WORK REQUIRED
Return all the data below as it stands, minus the pictures.

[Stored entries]
------------------------------------------------------------------------

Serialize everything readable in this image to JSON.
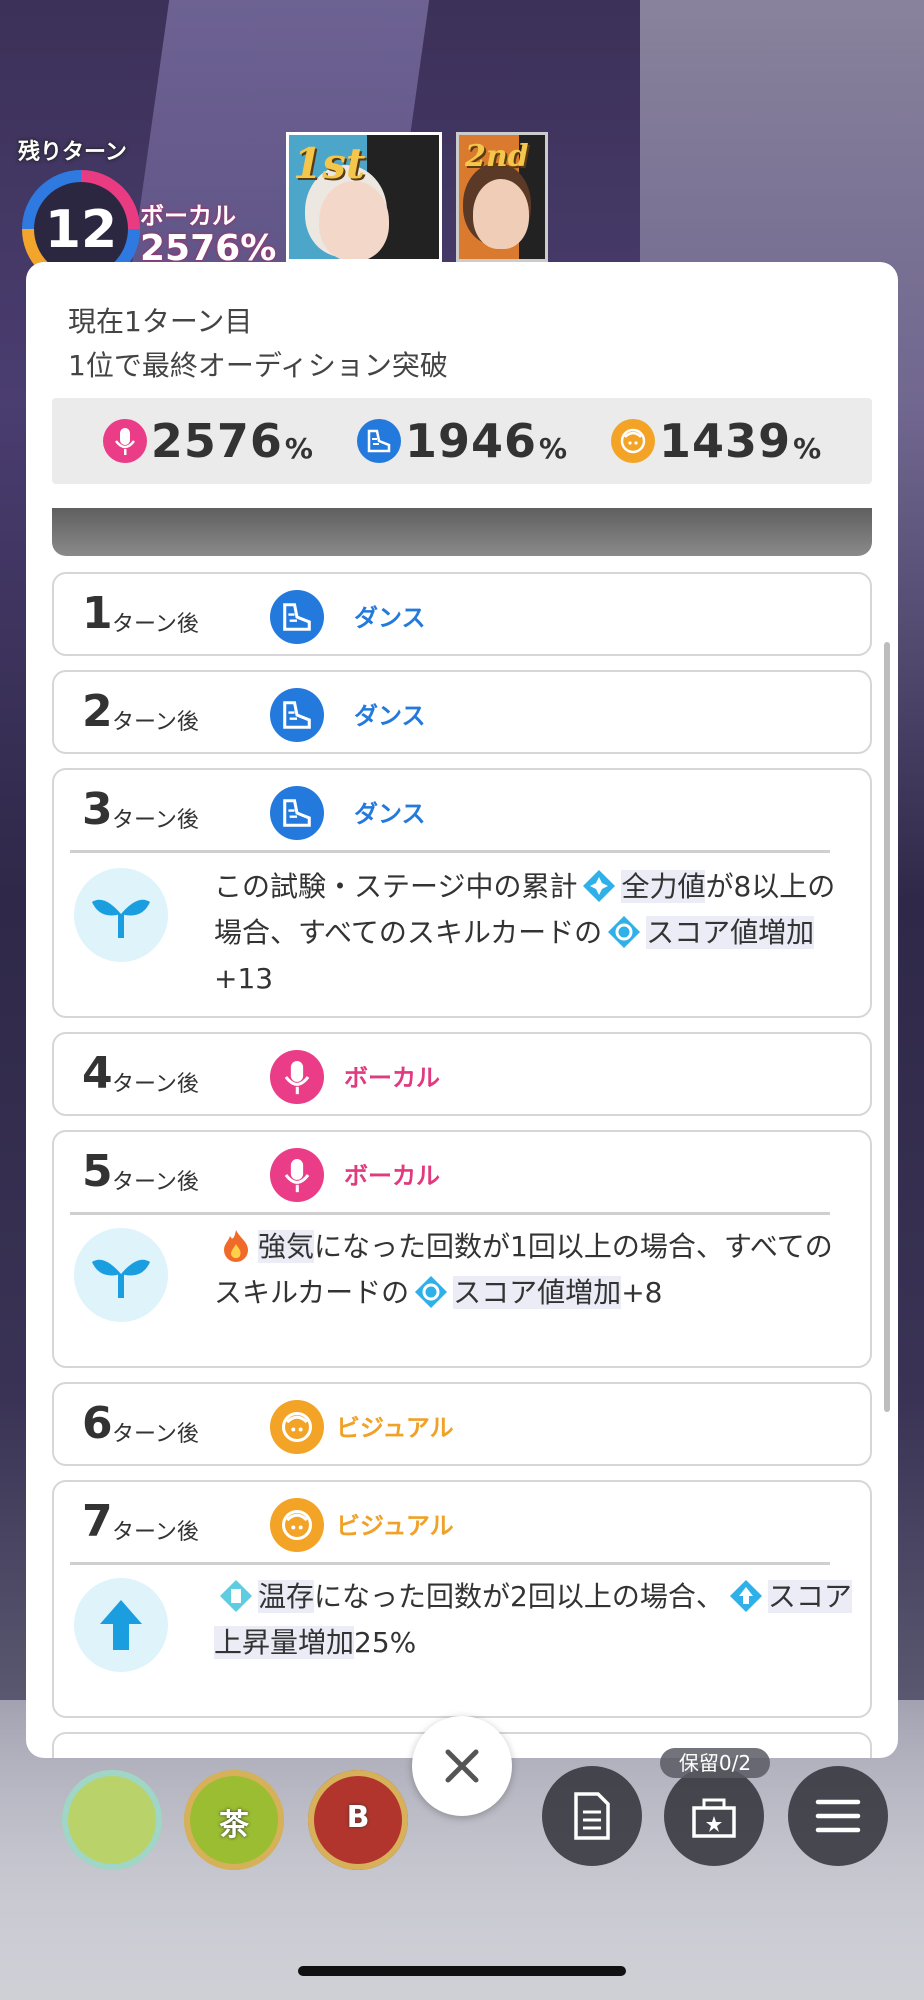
{
  "hud": {
    "turns_label": "残りターン",
    "turns_remaining": "12",
    "lead_stat_label": "ボーカル",
    "lead_stat_value": "2576%",
    "rank_first": "1st",
    "rank_second": "2nd"
  },
  "modal": {
    "status_line1": "現在1ターン目",
    "status_line2": "1位で最終オーディション突破",
    "totals": [
      {
        "type": "vocal",
        "icon": "vocal-mic-icon",
        "value": "2576",
        "unit": "%"
      },
      {
        "type": "dance",
        "icon": "dance-shoe-icon",
        "value": "1946",
        "unit": "%"
      },
      {
        "type": "visual",
        "icon": "visual-face-icon",
        "value": "1439",
        "unit": "%"
      }
    ],
    "turn_suffix": "ターン後",
    "turns": [
      {
        "no": "1",
        "type": "dance",
        "type_label": "ダンス"
      },
      {
        "no": "2",
        "type": "dance",
        "type_label": "ダンス"
      },
      {
        "no": "3",
        "type": "dance",
        "type_label": "ダンス",
        "effect": {
          "icon": "sprout-icon",
          "parts": [
            "この試験・ステージ中の累計",
            "全力値",
            "が8以上の場合、すべてのスキルカードの",
            "スコア値増加",
            "+13"
          ]
        }
      },
      {
        "no": "4",
        "type": "vocal",
        "type_label": "ボーカル"
      },
      {
        "no": "5",
        "type": "vocal",
        "type_label": "ボーカル",
        "effect": {
          "icon": "sprout-icon",
          "parts": [
            "強気",
            "になった回数が1回以上の場合、すべてのスキルカードの",
            "スコア値増加",
            "+8"
          ]
        }
      },
      {
        "no": "6",
        "type": "visual",
        "type_label": "ビジュアル"
      },
      {
        "no": "7",
        "type": "visual",
        "type_label": "ビジュアル",
        "effect": {
          "icon": "arrow-up-icon",
          "parts": [
            "温存",
            "になった回数が2回以上の場合、",
            "スコア上昇量増加",
            "25%"
          ]
        }
      }
    ]
  },
  "bottom": {
    "drinks": [
      {
        "label": "",
        "icon": "drink-bottle-icon"
      },
      {
        "label": "茶",
        "icon": "drink-bottle-icon"
      },
      {
        "label": "B",
        "icon": "drink-bottle-icon"
      }
    ],
    "hold_badge": "保留0/2",
    "buttons": [
      "memo-icon",
      "item-box-icon",
      "menu-icon"
    ]
  },
  "colors": {
    "vocal": "#ea3c87",
    "dance": "#2479dd",
    "visual": "#f3a326",
    "effect_bg": "#dff3fb",
    "effect_icon": "#1a9ee0"
  }
}
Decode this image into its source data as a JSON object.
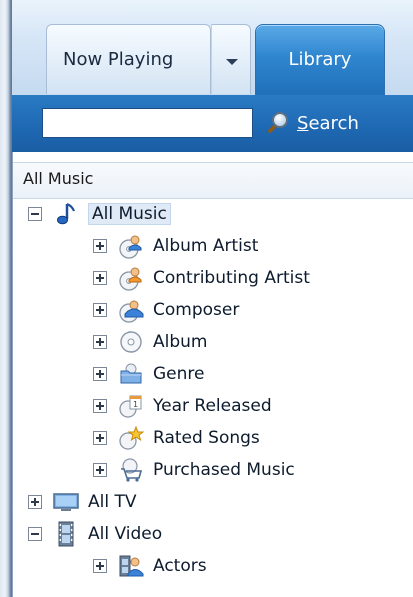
{
  "tabs": {
    "now_playing": "Now Playing",
    "library": "Library"
  },
  "search": {
    "placeholder": "",
    "button_label_first": "S",
    "button_label_rest": "earch"
  },
  "header": {
    "title": "All Music"
  },
  "tree": {
    "all_music": "All Music",
    "music_children": [
      {
        "label": "Album Artist",
        "icon": "album-artist-icon"
      },
      {
        "label": "Contributing Artist",
        "icon": "contributing-artist-icon"
      },
      {
        "label": "Composer",
        "icon": "composer-icon"
      },
      {
        "label": "Album",
        "icon": "album-disc-icon"
      },
      {
        "label": "Genre",
        "icon": "genre-folder-icon"
      },
      {
        "label": "Year Released",
        "icon": "year-calendar-icon"
      },
      {
        "label": "Rated Songs",
        "icon": "rated-star-icon"
      },
      {
        "label": "Purchased Music",
        "icon": "purchased-cart-icon"
      }
    ],
    "all_tv": "All TV",
    "all_video": "All Video",
    "video_children": [
      {
        "label": "Actors",
        "icon": "actors-icon"
      }
    ]
  },
  "colors": {
    "library_tab": "#2f86cf",
    "search_strip": "#1e68b2",
    "selection": "#dfeaf6"
  }
}
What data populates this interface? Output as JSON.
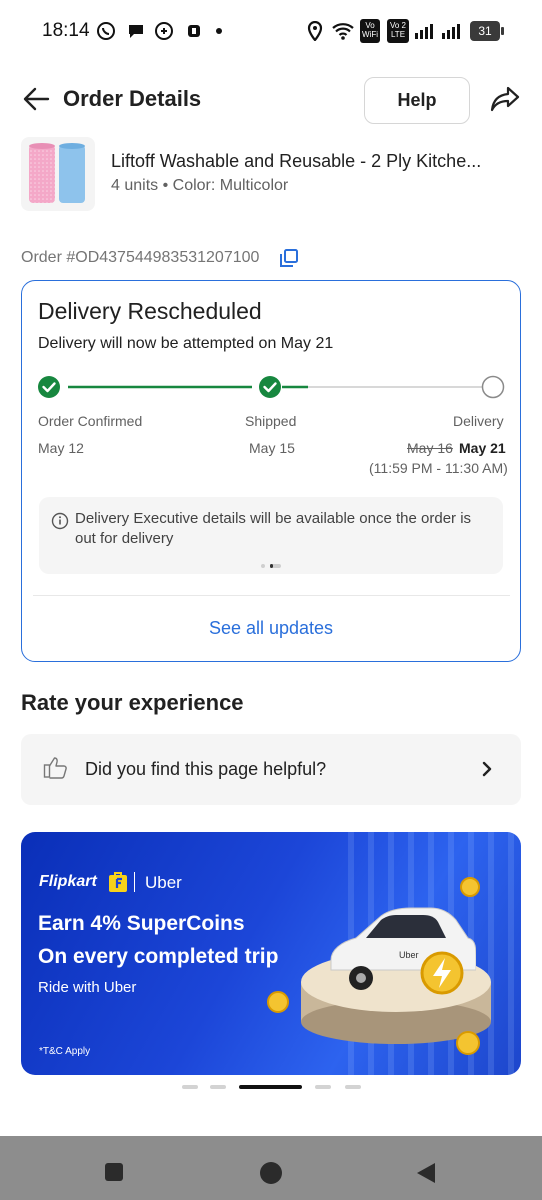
{
  "status_bar": {
    "time": "18:14",
    "chip1": "Vo\nWiFi",
    "chip2": "Vo 2\nLTE",
    "battery": "31"
  },
  "header": {
    "title": "Order Details",
    "help_label": "Help"
  },
  "product": {
    "name": "Liftoff Washable and Reusable - 2 Ply Kitche...",
    "meta": "4 units • Color: Multicolor"
  },
  "order": {
    "id": "Order #OD437544983531207100"
  },
  "delivery": {
    "title": "Delivery Rescheduled",
    "subtitle": "Delivery will now be attempted on May 21",
    "steps": [
      {
        "label": "Order Confirmed",
        "date": "May 12",
        "done": true
      },
      {
        "label": "Shipped",
        "date": "May 15",
        "done": true
      },
      {
        "label": "Delivery",
        "old_date": "May 16",
        "date": "May 21",
        "window": "(11:59 PM - 11:30 AM)",
        "done": false
      }
    ],
    "info": "Delivery Executive details will be available once the order is out for delivery",
    "see_all": "See all updates"
  },
  "rate": {
    "title": "Rate your experience",
    "question": "Did you find this page helpful?"
  },
  "banner": {
    "brand": "Flipkart",
    "partner": "Uber",
    "headline1": "Earn 4% SuperCoins",
    "headline2": "On every completed trip",
    "sub": "Ride with Uber",
    "tc": "*T&C Apply",
    "car_text": "Uber"
  },
  "carousel": {
    "count": 6,
    "active": 2
  },
  "colors": {
    "accent_blue": "#2a6fdb",
    "success_green": "#17873f",
    "banner_blue": "#1c46d8"
  }
}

------------------------------------------------------------------------

CORRECT RESULT
Serialize everything readable in this image to JSON.
{
  "hud": {
    "turns_label": "残りターン",
    "turns_remaining": "12",
    "lead_stat_label": "ボーカル",
    "lead_stat_value": "2576%",
    "rank_first": "1st",
    "rank_second": "2nd"
  },
  "modal": {
    "status_line1": "現在1ターン目",
    "status_line2": "1位で最終オーディション突破",
    "totals": [
      {
        "type": "vocal",
        "icon": "vocal-mic-icon",
        "value": "2576",
        "unit": "%"
      },
      {
        "type": "dance",
        "icon": "dance-shoe-icon",
        "value": "1946",
        "unit": "%"
      },
      {
        "type": "visual",
        "icon": "visual-face-icon",
        "value": "1439",
        "unit": "%"
      }
    ],
    "turn_suffix": "ターン後",
    "turns": [
      {
        "no": "1",
        "type": "dance",
        "type_label": "ダンス"
      },
      {
        "no": "2",
        "type": "dance",
        "type_label": "ダンス"
      },
      {
        "no": "3",
        "type": "dance",
        "type_label": "ダンス",
        "effect": {
          "icon": "sprout-icon",
          "parts": [
            "この試験・ステージ中の累計",
            "全力値",
            "が8以上の場合、すべてのスキルカードの",
            "スコア値増加",
            "+13"
          ]
        }
      },
      {
        "no": "4",
        "type": "vocal",
        "type_label": "ボーカル"
      },
      {
        "no": "5",
        "type": "vocal",
        "type_label": "ボーカル",
        "effect": {
          "icon": "sprout-icon",
          "parts": [
            "強気",
            "になった回数が1回以上の場合、すべてのスキルカードの",
            "スコア値増加",
            "+8"
          ]
        }
      },
      {
        "no": "6",
        "type": "visual",
        "type_label": "ビジュアル"
      },
      {
        "no": "7",
        "type": "visual",
        "type_label": "ビジュアル",
        "effect": {
          "icon": "arrow-up-icon",
          "parts": [
            "温存",
            "になった回数が2回以上の場合、",
            "スコア上昇量増加",
            "25%"
          ]
        }
      }
    ]
  },
  "bottom": {
    "drinks": [
      {
        "label": "",
        "icon": "drink-bottle-icon"
      },
      {
        "label": "茶",
        "icon": "drink-bottle-icon"
      },
      {
        "label": "B",
        "icon": "drink-bottle-icon"
      }
    ],
    "hold_badge": "保留0/2",
    "buttons": [
      "memo-icon",
      "item-box-icon",
      "menu-icon"
    ]
  },
  "colors": {
    "vocal": "#ea3c87",
    "dance": "#2479dd",
    "visual": "#f3a326",
    "effect_bg": "#dff3fb",
    "effect_icon": "#1a9ee0"
  }
}
Decode this image into its source data as a JSON object.
{
  "tabs": {
    "now_playing": "Now Playing",
    "library": "Library"
  },
  "search": {
    "placeholder": "",
    "button_label_first": "S",
    "button_label_rest": "earch"
  },
  "header": {
    "title": "All Music"
  },
  "tree": {
    "all_music": "All Music",
    "music_children": [
      {
        "label": "Album Artist",
        "icon": "album-artist-icon"
      },
      {
        "label": "Contributing Artist",
        "icon": "contributing-artist-icon"
      },
      {
        "label": "Composer",
        "icon": "composer-icon"
      },
      {
        "label": "Album",
        "icon": "album-disc-icon"
      },
      {
        "label": "Genre",
        "icon": "genre-folder-icon"
      },
      {
        "label": "Year Released",
        "icon": "year-calendar-icon"
      },
      {
        "label": "Rated Songs",
        "icon": "rated-star-icon"
      },
      {
        "label": "Purchased Music",
        "icon": "purchased-cart-icon"
      }
    ],
    "all_tv": "All TV",
    "all_video": "All Video",
    "video_children": [
      {
        "label": "Actors",
        "icon": "actors-icon"
      }
    ]
  },
  "colors": {
    "library_tab": "#2f86cf",
    "search_strip": "#1e68b2",
    "selection": "#dfeaf6"
  }
}
What data populates this interface? Output as JSON.
{
  "status_bar": {
    "time": "18:14",
    "chip1": "Vo\nWiFi",
    "chip2": "Vo 2\nLTE",
    "battery": "31"
  },
  "header": {
    "title": "Order Details",
    "help_label": "Help"
  },
  "product": {
    "name": "Liftoff Washable and Reusable - 2 Ply Kitche...",
    "meta": "4 units • Color: Multicolor"
  },
  "order": {
    "id": "Order #OD437544983531207100"
  },
  "delivery": {
    "title": "Delivery Rescheduled",
    "subtitle": "Delivery will now be attempted on May 21",
    "steps": [
      {
        "label": "Order Confirmed",
        "date": "May 12",
        "done": true
      },
      {
        "label": "Shipped",
        "date": "May 15",
        "done": true
      },
      {
        "label": "Delivery",
        "old_date": "May 16",
        "date": "May 21",
        "window": "(11:59 PM - 11:30 AM)",
        "done": false
      }
    ],
    "info": "Delivery Executive details will be available once the order is out for delivery",
    "see_all": "See all updates"
  },
  "rate": {
    "title": "Rate your experience",
    "question": "Did you find this page helpful?"
  },
  "banner": {
    "brand": "Flipkart",
    "partner": "Uber",
    "headline1": "Earn 4% SuperCoins",
    "headline2": "On every completed trip",
    "sub": "Ride with Uber",
    "tc": "*T&C Apply",
    "car_text": "Uber"
  },
  "carousel": {
    "count": 6,
    "active": 2
  },
  "colors": {
    "accent_blue": "#2a6fdb",
    "success_green": "#17873f",
    "banner_blue": "#1c46d8"
  }
}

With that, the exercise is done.